▶ [Layout annotation records]:
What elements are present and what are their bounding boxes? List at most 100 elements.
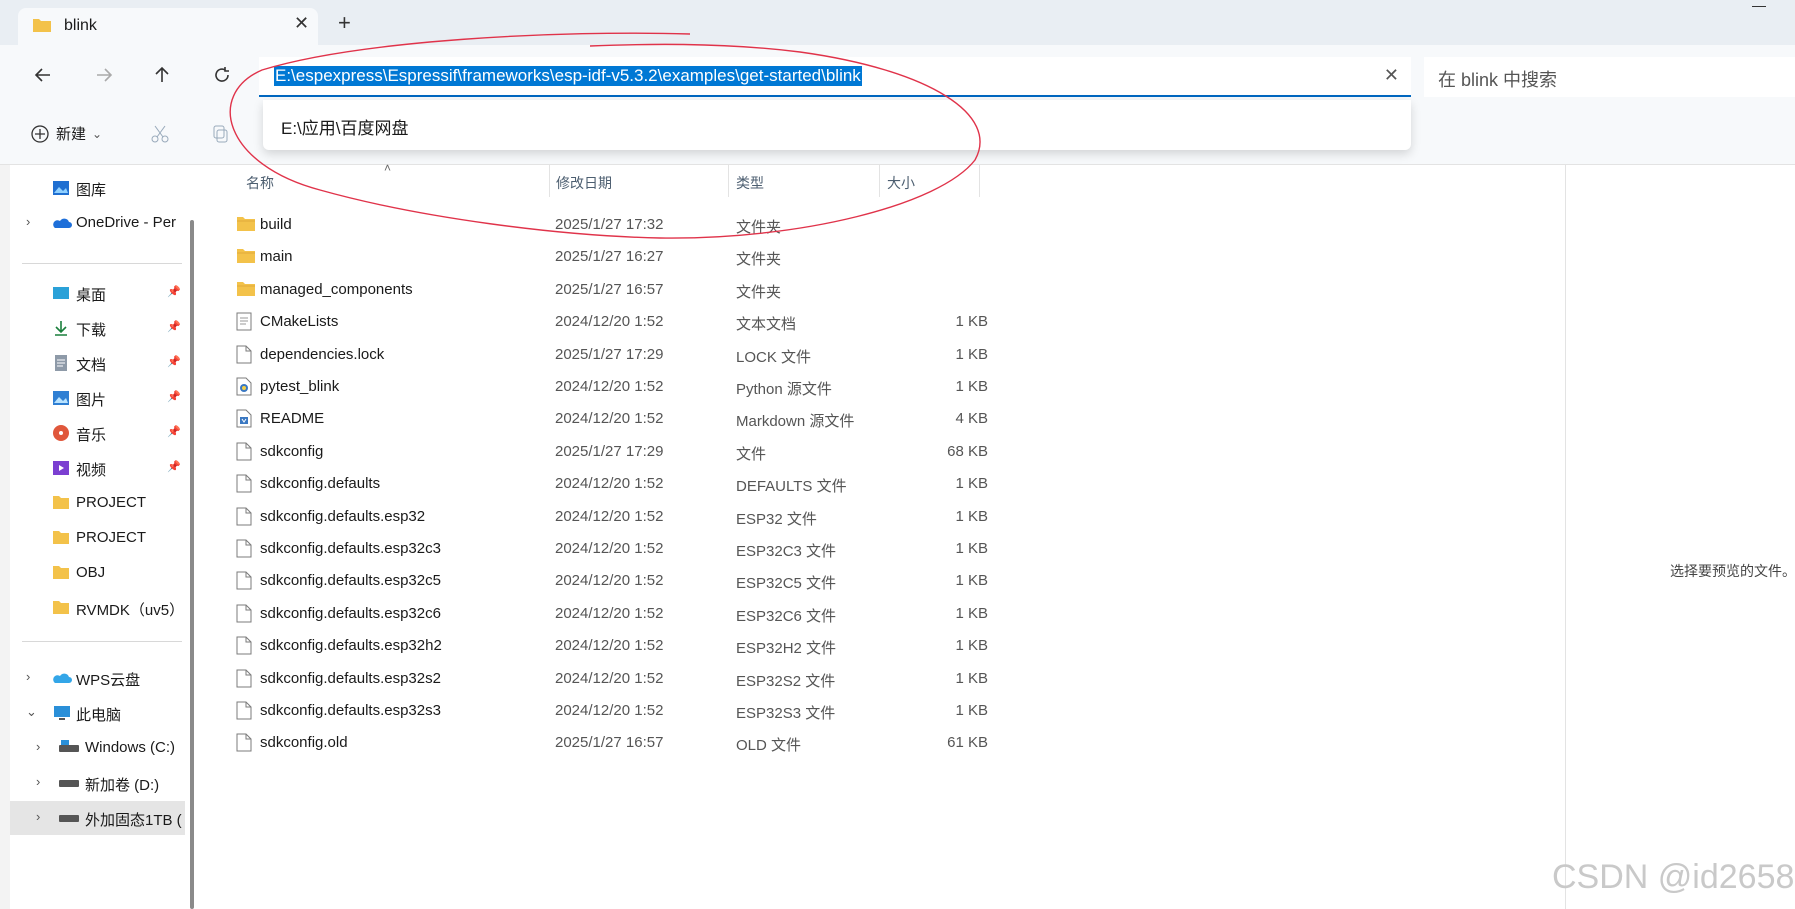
sidebar-item-rvmdk[interactable]: RVMDK（uv5） <box>10 591 185 625</box>
sidebar-item-label: WPS云盘 <box>76 672 141 689</box>
sidebar-item-label: 桌面 <box>76 287 107 304</box>
file-row[interactable]: sdkconfig.defaults.esp32c3 2024/12/20 1:5… <box>224 533 1184 565</box>
new-button[interactable]: 新建 ⌄ <box>30 123 102 144</box>
file-name: sdkconfig.defaults.esp32h2 <box>260 637 442 655</box>
address-bar[interactable]: E:\espexpress\Espressif\frameworks\esp-i… <box>259 57 1411 97</box>
pin-icon[interactable]: 📌 <box>167 355 181 368</box>
file-row[interactable]: sdkconfig.defaults.esp32s2 2024/12/20 1:5… <box>224 663 1184 695</box>
chevron-right-icon[interactable]: › <box>36 774 40 789</box>
file-row[interactable]: sdkconfig.old 2025/1/27 16:57 OLD 文件 61 KB <box>224 727 1184 759</box>
sidebar-item-label: RVMDK（uv5） <box>76 602 185 619</box>
sidebar-item-documents[interactable]: 文档 📌 <box>10 346 185 380</box>
refresh-button[interactable] <box>205 58 239 92</box>
pin-icon[interactable]: 📌 <box>167 390 181 403</box>
file-type: OLD 文件 <box>736 737 802 755</box>
file-size: 68 KB <box>947 442 988 460</box>
sidebar-item-downloads[interactable]: 下载 📌 <box>10 311 185 345</box>
sidebar-item-label: 音乐 <box>76 427 107 444</box>
chevron-right-icon[interactable]: › <box>36 739 40 754</box>
column-divider[interactable] <box>879 165 880 197</box>
column-divider[interactable] <box>549 165 550 197</box>
file-row[interactable]: CMakeLists 2024/12/20 1:52 文本文档 1 KB <box>224 306 1184 338</box>
folder-icon <box>33 19 51 32</box>
wps-cloud-icon <box>53 673 72 683</box>
tab-blink[interactable]: blink ✕ <box>18 8 318 45</box>
pin-icon[interactable]: 📌 <box>167 320 181 333</box>
sidebar-item-drive-c[interactable]: › Windows (C:) <box>10 731 185 765</box>
file-row[interactable]: sdkconfig.defaults.esp32s3 2024/12/20 1:5… <box>224 695 1184 727</box>
sidebar-item-this-pc[interactable]: ⌄ 此电脑 <box>10 696 185 730</box>
file-name: sdkconfig.defaults.esp32c3 <box>260 540 441 557</box>
file-date: 2025/1/27 16:57 <box>555 734 664 752</box>
up-button[interactable] <box>145 58 179 92</box>
column-divider[interactable] <box>728 165 729 197</box>
sort-ascending-icon: ˄ <box>384 161 392 175</box>
file-row[interactable]: pytest_blink 2024/12/20 1:52 Python 源文件 1 K… <box>224 371 1184 403</box>
sidebar-item-label: 图库 <box>76 182 107 199</box>
file-type: Markdown 源文件 <box>736 413 855 431</box>
column-name[interactable]: 名称 <box>246 173 274 193</box>
pin-icon[interactable]: 📌 <box>167 425 181 438</box>
sidebar-scrollbar[interactable] <box>190 220 194 909</box>
file-date: 2024/12/20 1:52 <box>555 604 664 622</box>
sidebar-item-gallery[interactable]: 图库 <box>10 171 185 205</box>
address-suggestion-item[interactable]: E:\应用\百度网盘 <box>281 114 409 139</box>
column-type[interactable]: 类型 <box>736 173 764 193</box>
sidebar-item-obj[interactable]: OBJ <box>10 556 185 590</box>
file-name: pytest_blink <box>260 378 340 395</box>
pin-icon[interactable]: 📌 <box>167 285 181 298</box>
file-row[interactable]: main 2025/1/27 16:27 文件夹 <box>224 241 1184 273</box>
sidebar-item-project[interactable]: PROJECT <box>10 486 185 520</box>
sidebar-item-wps-cloud[interactable]: › WPS云盘 <box>10 661 185 695</box>
file-row[interactable]: build 2025/1/27 17:32 文件夹 <box>224 209 1184 241</box>
file-size: 4 KB <box>955 410 988 428</box>
file-icon <box>236 733 252 756</box>
column-size[interactable]: 大小 <box>887 173 915 193</box>
file-row[interactable]: sdkconfig.defaults 2024/12/20 1:52 DEFAULT… <box>224 468 1184 500</box>
file-row[interactable]: sdkconfig.defaults.esp32h2 2024/12/20 1:5… <box>224 630 1184 662</box>
file-name: sdkconfig.defaults.esp32s3 <box>260 702 441 719</box>
chevron-down-icon[interactable]: ⌄ <box>26 704 37 720</box>
forward-button[interactable] <box>87 58 121 92</box>
sidebar-item-music[interactable]: 音乐 📌 <box>10 416 185 450</box>
file-row[interactable]: dependencies.lock 2025/1/27 17:29 LOCK 文件 1… <box>224 339 1184 371</box>
back-button[interactable] <box>26 58 60 92</box>
forward-arrow-icon <box>97 68 113 82</box>
preview-divider[interactable] <box>1565 165 1566 909</box>
sidebar-item-desktop[interactable]: 桌面 📌 <box>10 276 185 310</box>
file-row[interactable]: README 2024/12/20 1:52 Markdown 源文件 4 KB <box>224 403 1184 435</box>
cut-icon[interactable] <box>150 124 170 144</box>
clear-address-icon[interactable]: ✕ <box>1384 65 1399 86</box>
new-tab-button[interactable]: + <box>338 10 351 36</box>
copy-icon[interactable] <box>211 124 231 144</box>
file-row[interactable]: sdkconfig.defaults.esp32c5 2024/12/20 1:5… <box>224 565 1184 597</box>
sidebar-item-pictures[interactable]: 图片 📌 <box>10 381 185 415</box>
address-path[interactable]: E:\espexpress\Espressif\frameworks\esp-i… <box>274 66 862 86</box>
sidebar-item-project[interactable]: PROJECT <box>10 521 185 555</box>
column-divider[interactable] <box>979 165 980 197</box>
file-row[interactable]: sdkconfig 2025/1/27 17:29 文件 68 KB <box>224 436 1184 468</box>
search-box[interactable]: 在 blink 中搜索 <box>1424 57 1795 97</box>
close-tab-icon[interactable]: ✕ <box>294 13 309 34</box>
file-name: build <box>260 216 292 233</box>
file-size: 1 KB <box>955 475 988 493</box>
sidebar-item-drive-d[interactable]: › 新加卷 (D:) <box>10 766 185 800</box>
file-date: 2024/12/20 1:52 <box>555 702 664 719</box>
column-date[interactable]: 修改日期 <box>556 173 612 193</box>
sidebar-item-videos[interactable]: 视频 📌 <box>10 451 185 485</box>
file-date: 2025/1/27 16:57 <box>555 280 664 298</box>
chevron-right-icon[interactable]: › <box>36 809 40 824</box>
sidebar-item-external-ssd[interactable]: › 外加固态1TB ( <box>10 801 185 835</box>
file-row[interactable]: managed_components 2025/1/27 16:57 文件夹 <box>224 274 1184 306</box>
sidebar-item-onedrive[interactable]: › OneDrive - Per <box>10 206 185 240</box>
file-row[interactable]: sdkconfig.defaults.esp32 2024/12/20 1:52 E… <box>224 501 1184 533</box>
chevron-right-icon[interactable]: › <box>26 669 30 684</box>
pin-icon[interactable]: 📌 <box>167 460 181 473</box>
sidebar-item-label: 新加卷 (D:) <box>85 777 160 794</box>
file-size: 1 KB <box>955 637 988 655</box>
file-icon <box>236 474 252 497</box>
chevron-right-icon[interactable]: › <box>26 214 30 229</box>
sidebar-item-label: PROJECT <box>76 494 147 511</box>
file-row[interactable]: sdkconfig.defaults.esp32c6 2024/12/20 1:5… <box>224 598 1184 630</box>
minimize-icon[interactable] <box>1752 6 1766 7</box>
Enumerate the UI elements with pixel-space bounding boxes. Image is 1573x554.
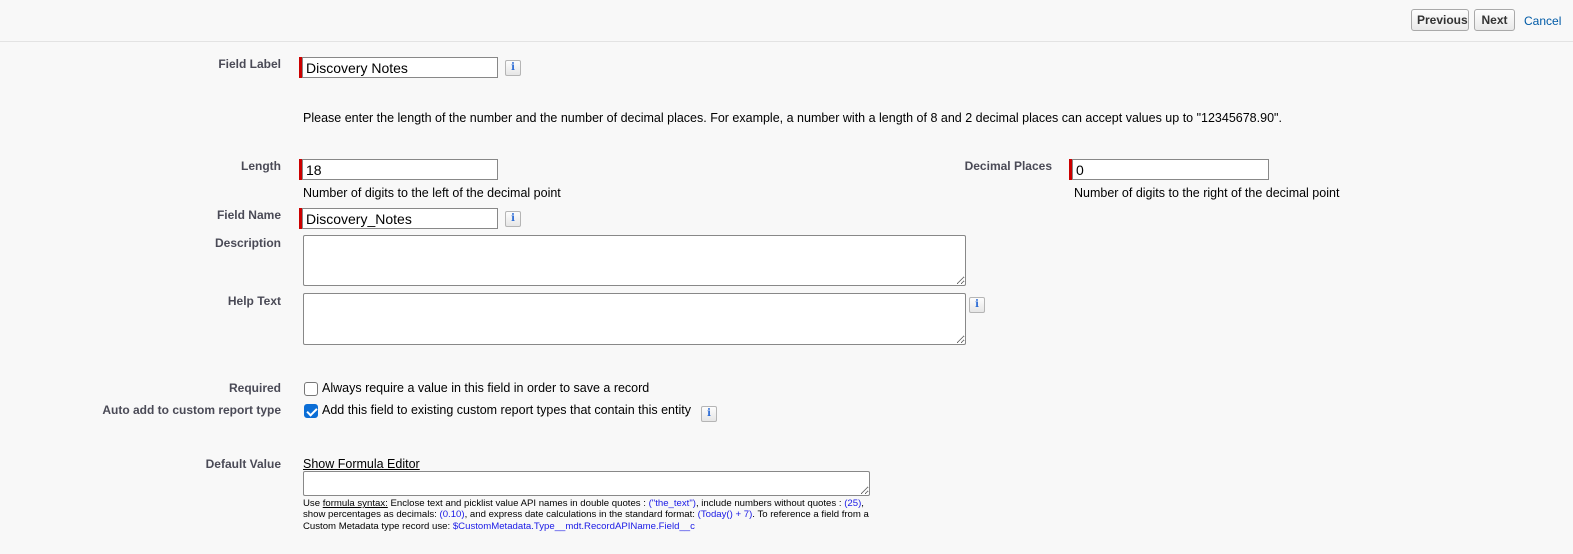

▶ [What is asked]: Please copy every line of the listing above word for word, omitting the pictures.

▶ [Written response]:
What elements are present and what are their bounding boxes? List at most 100 elements.
sidebar-item-rvmdk[interactable]: RVMDK（uv5） <box>10 591 185 625</box>
sidebar-item-label: WPS云盘 <box>76 672 141 689</box>
sidebar-item-label: 桌面 <box>76 287 107 304</box>
file-row[interactable]: sdkconfig.defaults.esp32c3 2024/12/20 1:5… <box>224 533 1184 565</box>
new-button[interactable]: 新建 ⌄ <box>30 123 102 144</box>
file-name: sdkconfig.defaults.esp32h2 <box>260 637 442 655</box>
address-bar[interactable]: E:\espexpress\Espressif\frameworks\esp-i… <box>259 57 1411 97</box>
pin-icon[interactable]: 📌 <box>167 355 181 368</box>
file-row[interactable]: sdkconfig.defaults.esp32s2 2024/12/20 1:5… <box>224 663 1184 695</box>
chevron-right-icon[interactable]: › <box>36 774 40 789</box>
file-row[interactable]: sdkconfig.old 2025/1/27 16:57 OLD 文件 61 KB <box>224 727 1184 759</box>
sidebar-item-label: RVMDK（uv5） <box>76 602 185 619</box>
sidebar-item-documents[interactable]: 文档 📌 <box>10 346 185 380</box>
refresh-button[interactable] <box>205 58 239 92</box>
pin-icon[interactable]: 📌 <box>167 390 181 403</box>
file-type: OLD 文件 <box>736 737 802 755</box>
file-size: 68 KB <box>947 442 988 460</box>
sidebar-item-downloads[interactable]: 下载 📌 <box>10 311 185 345</box>
sidebar-item-label: 音乐 <box>76 427 107 444</box>
chevron-right-icon[interactable]: › <box>36 739 40 754</box>
column-divider[interactable] <box>879 165 880 197</box>
column-divider[interactable] <box>549 165 550 197</box>
file-row[interactable]: CMakeLists 2024/12/20 1:52 文本文档 1 KB <box>224 306 1184 338</box>
folder-icon <box>33 19 51 32</box>
wps-cloud-icon <box>53 673 72 683</box>
tab-blink[interactable]: blink ✕ <box>18 8 318 45</box>
pin-icon[interactable]: 📌 <box>167 320 181 333</box>
sidebar-item-drive-c[interactable]: › Windows (C:) <box>10 731 185 765</box>
file-row[interactable]: sdkconfig.defaults.esp32s3 2024/12/20 1:5… <box>224 695 1184 727</box>
sidebar-item-this-pc[interactable]: ⌄ 此电脑 <box>10 696 185 730</box>
file-name: sdkconfig.defaults.esp32c3 <box>260 540 441 557</box>
file-date: 2025/1/27 16:57 <box>555 734 664 752</box>
up-button[interactable] <box>145 58 179 92</box>
column-divider[interactable] <box>728 165 729 197</box>
sort-ascending-icon: ˄ <box>384 161 392 175</box>
file-row[interactable]: pytest_blink 2024/12/20 1:52 Python 源文件 1 K… <box>224 371 1184 403</box>
sidebar-item-label: 图库 <box>76 182 107 199</box>
file-type: Markdown 源文件 <box>736 413 855 431</box>
column-name[interactable]: 名称 <box>246 173 274 193</box>
pin-icon[interactable]: 📌 <box>167 425 181 438</box>
sidebar-scrollbar[interactable] <box>190 220 194 909</box>
file-date: 2024/12/20 1:52 <box>555 604 664 622</box>
sidebar-item-gallery[interactable]: 图库 <box>10 171 185 205</box>
address-suggestion-item[interactable]: E:\应用\百度网盘 <box>281 114 409 139</box>
column-type[interactable]: 类型 <box>736 173 764 193</box>
sidebar-item-obj[interactable]: OBJ <box>10 556 185 590</box>
file-name: pytest_blink <box>260 378 340 395</box>
pin-icon[interactable]: 📌 <box>167 285 181 298</box>
file-row[interactable]: main 2025/1/27 16:27 文件夹 <box>224 241 1184 273</box>
sidebar-item-project[interactable]: PROJECT <box>10 486 185 520</box>
sidebar-item-wps-cloud[interactable]: › WPS云盘 <box>10 661 185 695</box>
file-row[interactable]: build 2025/1/27 17:32 文件夹 <box>224 209 1184 241</box>
file-size: 4 KB <box>955 410 988 428</box>
file-icon <box>236 733 252 756</box>
column-size[interactable]: 大小 <box>887 173 915 193</box>
file-row[interactable]: sdkconfig.defaults 2024/12/20 1:52 DEFAULT… <box>224 468 1184 500</box>
file-row[interactable]: sdkconfig.defaults.esp32h2 2024/12/20 1:5… <box>224 630 1184 662</box>
file-name: sdkconfig.defaults.esp32s3 <box>260 702 441 719</box>
chevron-down-icon[interactable]: ⌄ <box>26 704 37 720</box>
forward-button[interactable] <box>87 58 121 92</box>
sidebar-item-music[interactable]: 音乐 📌 <box>10 416 185 450</box>
file-row[interactable]: dependencies.lock 2025/1/27 17:29 LOCK 文件 1… <box>224 339 1184 371</box>
back-button[interactable] <box>26 58 60 92</box>
forward-arrow-icon <box>97 68 113 82</box>
preview-divider[interactable] <box>1565 165 1566 909</box>
sidebar-item-desktop[interactable]: 桌面 📌 <box>10 276 185 310</box>
file-row[interactable]: README 2024/12/20 1:52 Markdown 源文件 4 KB <box>224 403 1184 435</box>
cut-icon[interactable] <box>150 124 170 144</box>
clear-address-icon[interactable]: ✕ <box>1384 65 1399 86</box>
new-tab-button[interactable]: + <box>338 10 351 36</box>
copy-icon[interactable] <box>211 124 231 144</box>
file-row[interactable]: sdkconfig.defaults.esp32c5 2024/12/20 1:5… <box>224 565 1184 597</box>
sidebar-item-pictures[interactable]: 图片 📌 <box>10 381 185 415</box>
address-path[interactable]: E:\espexpress\Espressif\frameworks\esp-i… <box>274 66 862 86</box>
sidebar-item-project[interactable]: PROJECT <box>10 521 185 555</box>
column-divider[interactable] <box>979 165 980 197</box>
file-row[interactable]: sdkconfig 2025/1/27 17:29 文件 68 KB <box>224 436 1184 468</box>
search-box[interactable]: 在 blink 中搜索 <box>1424 57 1795 97</box>
close-tab-icon[interactable]: ✕ <box>294 13 309 34</box>
file-name: build <box>260 216 292 233</box>
file-size: 1 KB <box>955 475 988 493</box>
sidebar-item-drive-d[interactable]: › 新加卷 (D:) <box>10 766 185 800</box>
file-date: 2024/12/20 1:52 <box>555 702 664 719</box>
column-date[interactable]: 修改日期 <box>556 173 612 193</box>
sidebar-item-videos[interactable]: 视频 📌 <box>10 451 185 485</box>
file-date: 2025/1/27 16:57 <box>555 280 664 298</box>
chevron-right-icon[interactable]: › <box>36 809 40 824</box>
sidebar-item-external-ssd[interactable]: › 外加固态1TB ( <box>10 801 185 835</box>
file-row[interactable]: managed_components 2025/1/27 16:57 文件夹 <box>224 274 1184 306</box>
sidebar-item-onedrive[interactable]: › OneDrive - Per <box>10 206 185 240</box>
file-row[interactable]: sdkconfig.defaults.esp32 2024/12/20 1:52 E… <box>224 501 1184 533</box>
chevron-right-icon[interactable]: › <box>26 669 30 684</box>
pin-icon[interactable]: 📌 <box>167 460 181 473</box>
sidebar-item-label: 新加卷 (D:) <box>85 777 160 794</box>
file-size: 1 KB <box>955 637 988 655</box>
file-icon <box>236 474 252 497</box>
chevron-right-icon[interactable]: › <box>26 214 30 229</box>
sidebar-item-label: PROJECT <box>76 494 147 511</box>
file-row[interactable]: sdkconfig.defaults.esp32c6 2024/12/20 1:5… <box>224 598 1184 630</box>
minimize-icon[interactable] <box>1752 6 1766 7</box>
Enumerate the UI elements with pixel-space bounding boxes. Image is 1573x554.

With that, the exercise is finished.